Begin

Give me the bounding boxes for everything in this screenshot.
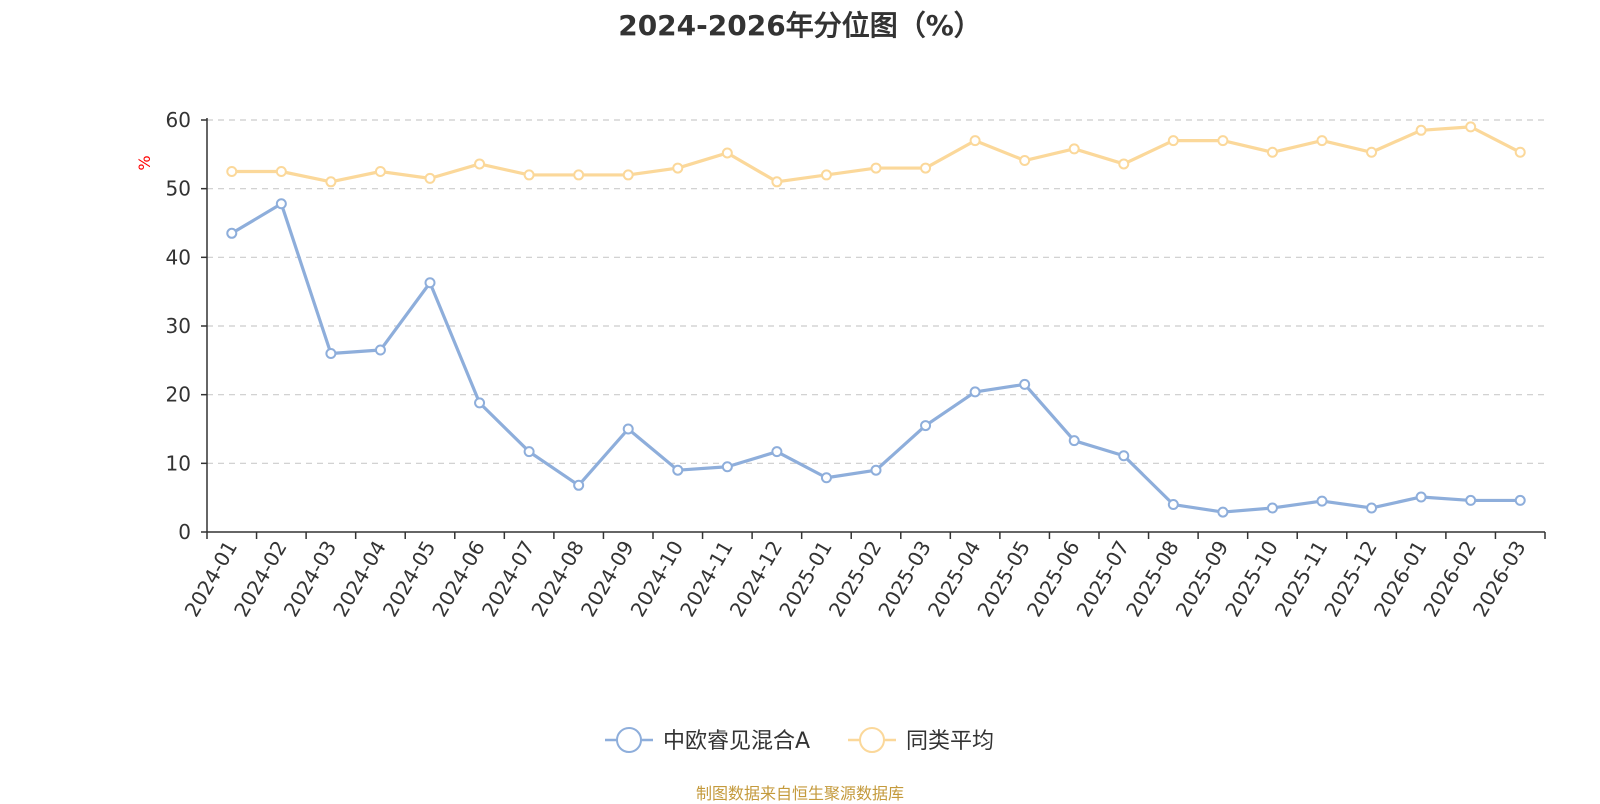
legend-item-2: 同类平均	[848, 727, 994, 754]
data-point	[721, 461, 733, 473]
data-point	[275, 166, 287, 177]
legend-marker	[616, 727, 642, 753]
data-point	[1217, 506, 1229, 518]
data-point	[721, 147, 733, 159]
data-point	[1366, 502, 1378, 514]
data-point	[920, 162, 932, 174]
chart-title: 2024-2026年分位图（%）	[618, 9, 982, 42]
y-tick-label: 20	[166, 383, 191, 407]
series-2	[226, 121, 1526, 188]
axes: 0102030405060%2024-012024-022024-032024-…	[135, 108, 1546, 621]
data-point	[622, 169, 634, 181]
y-tick-label: 10	[166, 451, 191, 475]
data-point	[1019, 378, 1031, 390]
data-point	[622, 423, 634, 435]
data-point	[573, 169, 585, 181]
y-axis-label: %	[135, 155, 154, 170]
data-point	[1514, 146, 1526, 158]
data-point	[920, 420, 932, 432]
data-point	[573, 479, 585, 491]
data-point	[275, 198, 287, 210]
data-point	[1514, 494, 1526, 506]
y-tick-label: 40	[166, 245, 191, 269]
data-point	[1068, 435, 1080, 447]
data-point	[1465, 121, 1477, 133]
data-point	[374, 166, 386, 177]
data-point	[523, 169, 535, 181]
data-point	[1118, 450, 1130, 462]
data-point	[1465, 494, 1477, 506]
data-source-footer: 制图数据来自恒生聚源数据库	[695, 784, 904, 803]
data-point	[969, 135, 981, 147]
data-point	[1415, 491, 1427, 503]
data-point	[226, 227, 238, 239]
data-point	[969, 386, 981, 398]
grid-lines	[207, 119, 1545, 464]
data-point	[1266, 146, 1278, 158]
data-point	[424, 277, 436, 289]
data-point	[226, 166, 238, 177]
legend-label: 同类平均	[906, 729, 994, 754]
data-point	[1118, 158, 1130, 170]
legend-item-1: 中欧睿见混合A	[605, 727, 810, 754]
data-point	[820, 169, 832, 181]
data-point	[1316, 135, 1328, 147]
data-point	[325, 347, 337, 359]
y-tick-label: 60	[166, 108, 191, 132]
data-point	[474, 397, 486, 409]
data-point	[1316, 495, 1328, 507]
data-point	[1366, 146, 1378, 158]
data-point	[1266, 502, 1278, 514]
data-point	[1019, 155, 1031, 167]
data-point	[1167, 135, 1179, 147]
data-point	[1068, 143, 1080, 155]
data-point	[374, 344, 386, 356]
y-tick-label: 0	[178, 520, 191, 544]
y-tick-label: 50	[166, 177, 191, 201]
legend-label: 中欧睿见混合A	[663, 729, 810, 754]
data-point	[1415, 124, 1427, 136]
data-point	[474, 158, 486, 170]
legend-marker	[859, 727, 885, 753]
data-point	[325, 176, 337, 188]
data-point	[820, 472, 832, 484]
data-point	[424, 172, 436, 184]
data-point	[523, 446, 535, 458]
y-tick-label: 30	[166, 314, 191, 338]
data-point	[672, 162, 684, 174]
data-point	[1167, 499, 1179, 511]
data-point	[870, 464, 882, 476]
series	[226, 121, 1526, 518]
series-1	[226, 198, 1526, 518]
data-point	[1217, 135, 1229, 147]
data-point	[771, 176, 783, 188]
data-point	[672, 464, 684, 476]
data-point	[870, 162, 882, 174]
data-point	[771, 446, 783, 458]
legend: 中欧睿见混合A 同类平均	[605, 727, 994, 754]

End

EXERCISE INSTRUCTIONS –
Go through the items above and keep only the lines that contain the string "series". List those lines.

TASK OUTPUT –
series-2	[226, 121, 1526, 188]
series	[226, 121, 1526, 518]
series-1	[226, 198, 1526, 518]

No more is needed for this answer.